_To do_.
Without the pictures, return each record as it appears.

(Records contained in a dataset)
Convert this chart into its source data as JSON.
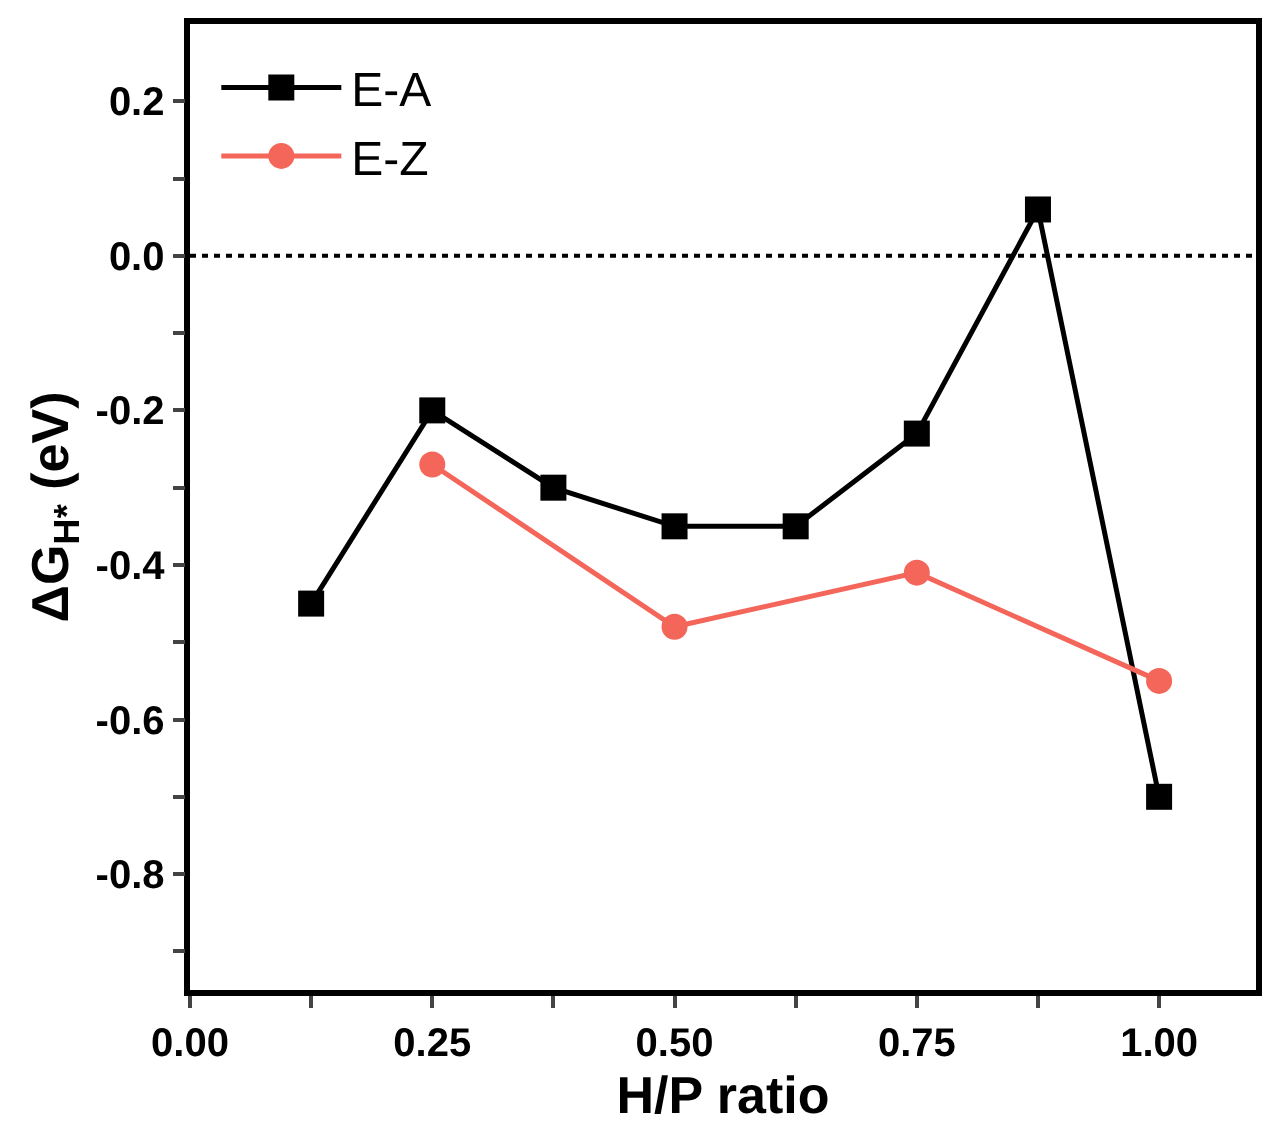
{
  "chart_data": {
    "type": "line",
    "xlabel": "H/P ratio",
    "ylabel": "ΔG$_{H*}$ (eV)",
    "xlim": [
      0,
      1.1
    ],
    "ylim": [
      -0.95,
      0.3
    ],
    "xticks": [
      {
        "value": 0,
        "label": "0.00"
      },
      {
        "value": 0.125,
        "label": null
      },
      {
        "value": 0.25,
        "label": "0.25"
      },
      {
        "value": 0.375,
        "label": null
      },
      {
        "value": 0.5,
        "label": "0.50"
      },
      {
        "value": 0.625,
        "label": null
      },
      {
        "value": 0.75,
        "label": "0.75"
      },
      {
        "value": 0.875,
        "label": null
      },
      {
        "value": 1,
        "label": "1.00"
      }
    ],
    "yticks": [
      {
        "value": 0.2,
        "label": "0.2"
      },
      {
        "value": 0.1,
        "label": null
      },
      {
        "value": 0,
        "label": "0.0"
      },
      {
        "value": -0.1,
        "label": null
      },
      {
        "value": -0.2,
        "label": "-0.2"
      },
      {
        "value": -0.3,
        "label": null
      },
      {
        "value": -0.4,
        "label": "-0.4"
      },
      {
        "value": -0.5,
        "label": null
      },
      {
        "value": -0.6,
        "label": "-0.6"
      },
      {
        "value": -0.7,
        "label": null
      },
      {
        "value": -0.8,
        "label": "-0.8"
      },
      {
        "value": -0.9,
        "label": null
      }
    ],
    "series": [
      {
        "name": "E-A",
        "color": "#000000",
        "marker": "square",
        "x": [
          0.125,
          0.25,
          0.375,
          0.5,
          0.625,
          0.75,
          0.875,
          1.0
        ],
        "values": [
          -0.45,
          -0.2,
          -0.3,
          -0.35,
          -0.35,
          -0.23,
          0.06,
          -0.7
        ]
      },
      {
        "name": "E-Z",
        "color": "#f4655a",
        "marker": "circle",
        "x": [
          0.25,
          0.5,
          0.75,
          1.0
        ],
        "values": [
          -0.27,
          -0.48,
          -0.41,
          -0.55
        ]
      }
    ],
    "ref_lines": [
      {
        "axis": "y",
        "value": 0,
        "color": "#000000",
        "line_style": "dotted"
      }
    ],
    "legend": "top left",
    "grid": false,
    "line_style": "solid"
  }
}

_Result for this exercise_.
Convert this chart into its source data as JSON.
{
  "chart_data": {
    "type": "line",
    "xlabel": "H/P ratio",
    "ylabel": "ΔG$_{H*}$ (eV)",
    "xlim": [
      0,
      1.1
    ],
    "ylim": [
      -0.95,
      0.3
    ],
    "xticks": [
      {
        "value": 0,
        "label": "0.00"
      },
      {
        "value": 0.125,
        "label": null
      },
      {
        "value": 0.25,
        "label": "0.25"
      },
      {
        "value": 0.375,
        "label": null
      },
      {
        "value": 0.5,
        "label": "0.50"
      },
      {
        "value": 0.625,
        "label": null
      },
      {
        "value": 0.75,
        "label": "0.75"
      },
      {
        "value": 0.875,
        "label": null
      },
      {
        "value": 1,
        "label": "1.00"
      }
    ],
    "yticks": [
      {
        "value": 0.2,
        "label": "0.2"
      },
      {
        "value": 0.1,
        "label": null
      },
      {
        "value": 0,
        "label": "0.0"
      },
      {
        "value": -0.1,
        "label": null
      },
      {
        "value": -0.2,
        "label": "-0.2"
      },
      {
        "value": -0.3,
        "label": null
      },
      {
        "value": -0.4,
        "label": "-0.4"
      },
      {
        "value": -0.5,
        "label": null
      },
      {
        "value": -0.6,
        "label": "-0.6"
      },
      {
        "value": -0.7,
        "label": null
      },
      {
        "value": -0.8,
        "label": "-0.8"
      },
      {
        "value": -0.9,
        "label": null
      }
    ],
    "series": [
      {
        "name": "E-A",
        "color": "#000000",
        "marker": "square",
        "x": [
          0.125,
          0.25,
          0.375,
          0.5,
          0.625,
          0.75,
          0.875,
          1.0
        ],
        "values": [
          -0.45,
          -0.2,
          -0.3,
          -0.35,
          -0.35,
          -0.23,
          0.06,
          -0.7
        ]
      },
      {
        "name": "E-Z",
        "color": "#f4655a",
        "marker": "circle",
        "x": [
          0.25,
          0.5,
          0.75,
          1.0
        ],
        "values": [
          -0.27,
          -0.48,
          -0.41,
          -0.55
        ]
      }
    ],
    "ref_lines": [
      {
        "axis": "y",
        "value": 0,
        "color": "#000000",
        "line_style": "dotted"
      }
    ],
    "legend": "top left",
    "grid": false,
    "line_style": "solid"
  }
}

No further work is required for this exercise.